== Dataset excerpts ==
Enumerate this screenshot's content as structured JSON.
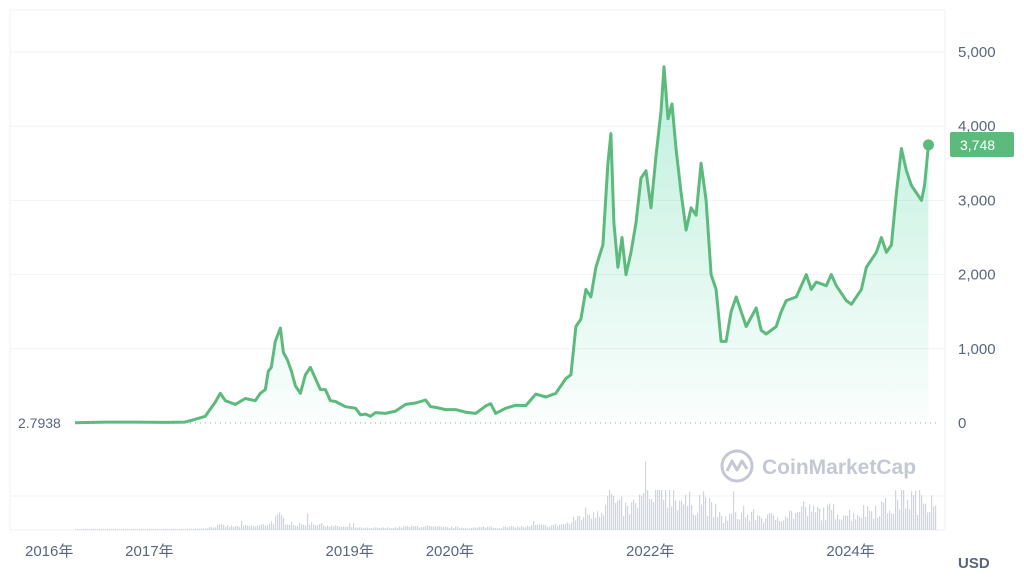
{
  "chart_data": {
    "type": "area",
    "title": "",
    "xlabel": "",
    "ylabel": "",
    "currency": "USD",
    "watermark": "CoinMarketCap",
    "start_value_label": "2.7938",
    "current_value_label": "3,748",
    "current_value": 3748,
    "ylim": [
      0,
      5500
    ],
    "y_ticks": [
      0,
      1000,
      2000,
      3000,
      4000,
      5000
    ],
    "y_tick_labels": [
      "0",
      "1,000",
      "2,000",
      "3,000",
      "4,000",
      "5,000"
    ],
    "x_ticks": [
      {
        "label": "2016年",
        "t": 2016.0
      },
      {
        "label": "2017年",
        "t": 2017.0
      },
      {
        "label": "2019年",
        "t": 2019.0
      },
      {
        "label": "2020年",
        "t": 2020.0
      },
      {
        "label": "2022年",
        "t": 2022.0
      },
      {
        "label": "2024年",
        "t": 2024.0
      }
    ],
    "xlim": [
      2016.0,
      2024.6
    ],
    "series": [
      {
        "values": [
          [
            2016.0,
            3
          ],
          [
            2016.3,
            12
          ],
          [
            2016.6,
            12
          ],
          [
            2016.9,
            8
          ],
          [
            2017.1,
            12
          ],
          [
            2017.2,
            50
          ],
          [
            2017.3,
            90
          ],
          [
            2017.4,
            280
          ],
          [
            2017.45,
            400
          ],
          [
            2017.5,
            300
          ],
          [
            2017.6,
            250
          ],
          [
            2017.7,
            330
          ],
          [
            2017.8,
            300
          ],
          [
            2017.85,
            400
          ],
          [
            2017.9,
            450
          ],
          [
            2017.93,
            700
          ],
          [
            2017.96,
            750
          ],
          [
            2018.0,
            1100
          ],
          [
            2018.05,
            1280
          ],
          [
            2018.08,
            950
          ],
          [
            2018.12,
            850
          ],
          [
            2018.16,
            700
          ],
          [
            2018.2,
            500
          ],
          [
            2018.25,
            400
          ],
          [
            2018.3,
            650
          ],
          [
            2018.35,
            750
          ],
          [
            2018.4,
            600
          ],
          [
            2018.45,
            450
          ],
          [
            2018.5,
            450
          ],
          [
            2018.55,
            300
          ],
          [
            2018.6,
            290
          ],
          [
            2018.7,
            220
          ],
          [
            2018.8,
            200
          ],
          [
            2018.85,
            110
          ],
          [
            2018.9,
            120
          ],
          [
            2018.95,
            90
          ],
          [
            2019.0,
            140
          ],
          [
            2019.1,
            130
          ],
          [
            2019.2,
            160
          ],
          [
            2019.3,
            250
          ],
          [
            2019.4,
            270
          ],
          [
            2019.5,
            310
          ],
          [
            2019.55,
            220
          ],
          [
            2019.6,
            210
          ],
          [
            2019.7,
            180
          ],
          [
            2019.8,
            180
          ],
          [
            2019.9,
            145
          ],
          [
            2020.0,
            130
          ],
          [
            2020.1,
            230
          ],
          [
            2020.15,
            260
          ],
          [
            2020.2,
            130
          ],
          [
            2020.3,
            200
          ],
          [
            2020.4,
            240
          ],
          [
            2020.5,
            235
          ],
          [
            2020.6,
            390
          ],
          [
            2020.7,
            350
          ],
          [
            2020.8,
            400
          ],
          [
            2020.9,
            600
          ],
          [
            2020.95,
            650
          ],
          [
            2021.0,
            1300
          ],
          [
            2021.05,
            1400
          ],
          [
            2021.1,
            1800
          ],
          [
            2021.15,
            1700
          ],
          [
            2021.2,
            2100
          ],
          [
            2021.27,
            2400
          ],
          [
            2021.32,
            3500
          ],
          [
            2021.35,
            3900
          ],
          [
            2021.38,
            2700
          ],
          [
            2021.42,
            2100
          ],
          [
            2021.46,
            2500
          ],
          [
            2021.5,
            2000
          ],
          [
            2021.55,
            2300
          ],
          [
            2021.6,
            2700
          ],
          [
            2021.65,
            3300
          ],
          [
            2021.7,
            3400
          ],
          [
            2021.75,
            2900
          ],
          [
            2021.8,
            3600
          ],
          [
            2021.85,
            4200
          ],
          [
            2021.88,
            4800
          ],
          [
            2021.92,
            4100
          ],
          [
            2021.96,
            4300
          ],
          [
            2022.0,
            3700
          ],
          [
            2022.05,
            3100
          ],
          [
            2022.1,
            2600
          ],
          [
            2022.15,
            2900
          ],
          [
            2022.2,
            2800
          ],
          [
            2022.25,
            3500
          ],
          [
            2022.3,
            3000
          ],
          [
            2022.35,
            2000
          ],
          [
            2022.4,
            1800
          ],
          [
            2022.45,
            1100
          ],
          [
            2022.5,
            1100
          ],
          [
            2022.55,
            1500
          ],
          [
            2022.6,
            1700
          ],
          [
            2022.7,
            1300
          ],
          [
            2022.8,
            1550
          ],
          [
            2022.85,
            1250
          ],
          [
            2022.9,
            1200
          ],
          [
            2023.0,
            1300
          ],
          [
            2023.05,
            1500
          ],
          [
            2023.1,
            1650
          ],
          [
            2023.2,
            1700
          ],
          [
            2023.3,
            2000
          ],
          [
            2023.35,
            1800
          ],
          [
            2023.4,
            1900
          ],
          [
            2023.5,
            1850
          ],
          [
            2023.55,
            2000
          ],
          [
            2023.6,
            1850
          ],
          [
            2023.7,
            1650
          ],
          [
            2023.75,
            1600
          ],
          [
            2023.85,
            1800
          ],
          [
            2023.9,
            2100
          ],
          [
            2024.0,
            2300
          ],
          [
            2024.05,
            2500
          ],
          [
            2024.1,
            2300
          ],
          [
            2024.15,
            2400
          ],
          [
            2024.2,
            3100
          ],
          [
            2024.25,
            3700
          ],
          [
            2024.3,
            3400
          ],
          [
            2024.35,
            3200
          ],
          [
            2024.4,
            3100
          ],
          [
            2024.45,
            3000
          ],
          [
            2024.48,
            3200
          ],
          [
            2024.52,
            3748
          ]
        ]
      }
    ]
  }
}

== Request ==
All of the lines above should be printed exactly, minus the pictures.

== Exercise response ==
Enumerate this screenshot's content as structured JSON.
{
  "chart_data": {
    "type": "area",
    "title": "",
    "xlabel": "",
    "ylabel": "",
    "currency": "USD",
    "watermark": "CoinMarketCap",
    "start_value_label": "2.7938",
    "current_value_label": "3,748",
    "current_value": 3748,
    "ylim": [
      0,
      5500
    ],
    "y_ticks": [
      0,
      1000,
      2000,
      3000,
      4000,
      5000
    ],
    "y_tick_labels": [
      "0",
      "1,000",
      "2,000",
      "3,000",
      "4,000",
      "5,000"
    ],
    "x_ticks": [
      {
        "label": "2016年",
        "t": 2016.0
      },
      {
        "label": "2017年",
        "t": 2017.0
      },
      {
        "label": "2019年",
        "t": 2019.0
      },
      {
        "label": "2020年",
        "t": 2020.0
      },
      {
        "label": "2022年",
        "t": 2022.0
      },
      {
        "label": "2024年",
        "t": 2024.0
      }
    ],
    "xlim": [
      2016.0,
      2024.6
    ],
    "series": [
      {
        "values": [
          [
            2016.0,
            3
          ],
          [
            2016.3,
            12
          ],
          [
            2016.6,
            12
          ],
          [
            2016.9,
            8
          ],
          [
            2017.1,
            12
          ],
          [
            2017.2,
            50
          ],
          [
            2017.3,
            90
          ],
          [
            2017.4,
            280
          ],
          [
            2017.45,
            400
          ],
          [
            2017.5,
            300
          ],
          [
            2017.6,
            250
          ],
          [
            2017.7,
            330
          ],
          [
            2017.8,
            300
          ],
          [
            2017.85,
            400
          ],
          [
            2017.9,
            450
          ],
          [
            2017.93,
            700
          ],
          [
            2017.96,
            750
          ],
          [
            2018.0,
            1100
          ],
          [
            2018.05,
            1280
          ],
          [
            2018.08,
            950
          ],
          [
            2018.12,
            850
          ],
          [
            2018.16,
            700
          ],
          [
            2018.2,
            500
          ],
          [
            2018.25,
            400
          ],
          [
            2018.3,
            650
          ],
          [
            2018.35,
            750
          ],
          [
            2018.4,
            600
          ],
          [
            2018.45,
            450
          ],
          [
            2018.5,
            450
          ],
          [
            2018.55,
            300
          ],
          [
            2018.6,
            290
          ],
          [
            2018.7,
            220
          ],
          [
            2018.8,
            200
          ],
          [
            2018.85,
            110
          ],
          [
            2018.9,
            120
          ],
          [
            2018.95,
            90
          ],
          [
            2019.0,
            140
          ],
          [
            2019.1,
            130
          ],
          [
            2019.2,
            160
          ],
          [
            2019.3,
            250
          ],
          [
            2019.4,
            270
          ],
          [
            2019.5,
            310
          ],
          [
            2019.55,
            220
          ],
          [
            2019.6,
            210
          ],
          [
            2019.7,
            180
          ],
          [
            2019.8,
            180
          ],
          [
            2019.9,
            145
          ],
          [
            2020.0,
            130
          ],
          [
            2020.1,
            230
          ],
          [
            2020.15,
            260
          ],
          [
            2020.2,
            130
          ],
          [
            2020.3,
            200
          ],
          [
            2020.4,
            240
          ],
          [
            2020.5,
            235
          ],
          [
            2020.6,
            390
          ],
          [
            2020.7,
            350
          ],
          [
            2020.8,
            400
          ],
          [
            2020.9,
            600
          ],
          [
            2020.95,
            650
          ],
          [
            2021.0,
            1300
          ],
          [
            2021.05,
            1400
          ],
          [
            2021.1,
            1800
          ],
          [
            2021.15,
            1700
          ],
          [
            2021.2,
            2100
          ],
          [
            2021.27,
            2400
          ],
          [
            2021.32,
            3500
          ],
          [
            2021.35,
            3900
          ],
          [
            2021.38,
            2700
          ],
          [
            2021.42,
            2100
          ],
          [
            2021.46,
            2500
          ],
          [
            2021.5,
            2000
          ],
          [
            2021.55,
            2300
          ],
          [
            2021.6,
            2700
          ],
          [
            2021.65,
            3300
          ],
          [
            2021.7,
            3400
          ],
          [
            2021.75,
            2900
          ],
          [
            2021.8,
            3600
          ],
          [
            2021.85,
            4200
          ],
          [
            2021.88,
            4800
          ],
          [
            2021.92,
            4100
          ],
          [
            2021.96,
            4300
          ],
          [
            2022.0,
            3700
          ],
          [
            2022.05,
            3100
          ],
          [
            2022.1,
            2600
          ],
          [
            2022.15,
            2900
          ],
          [
            2022.2,
            2800
          ],
          [
            2022.25,
            3500
          ],
          [
            2022.3,
            3000
          ],
          [
            2022.35,
            2000
          ],
          [
            2022.4,
            1800
          ],
          [
            2022.45,
            1100
          ],
          [
            2022.5,
            1100
          ],
          [
            2022.55,
            1500
          ],
          [
            2022.6,
            1700
          ],
          [
            2022.7,
            1300
          ],
          [
            2022.8,
            1550
          ],
          [
            2022.85,
            1250
          ],
          [
            2022.9,
            1200
          ],
          [
            2023.0,
            1300
          ],
          [
            2023.05,
            1500
          ],
          [
            2023.1,
            1650
          ],
          [
            2023.2,
            1700
          ],
          [
            2023.3,
            2000
          ],
          [
            2023.35,
            1800
          ],
          [
            2023.4,
            1900
          ],
          [
            2023.5,
            1850
          ],
          [
            2023.55,
            2000
          ],
          [
            2023.6,
            1850
          ],
          [
            2023.7,
            1650
          ],
          [
            2023.75,
            1600
          ],
          [
            2023.85,
            1800
          ],
          [
            2023.9,
            2100
          ],
          [
            2024.0,
            2300
          ],
          [
            2024.05,
            2500
          ],
          [
            2024.1,
            2300
          ],
          [
            2024.15,
            2400
          ],
          [
            2024.2,
            3100
          ],
          [
            2024.25,
            3700
          ],
          [
            2024.3,
            3400
          ],
          [
            2024.35,
            3200
          ],
          [
            2024.4,
            3100
          ],
          [
            2024.45,
            3000
          ],
          [
            2024.48,
            3200
          ],
          [
            2024.52,
            3748
          ]
        ]
      }
    ]
  }
}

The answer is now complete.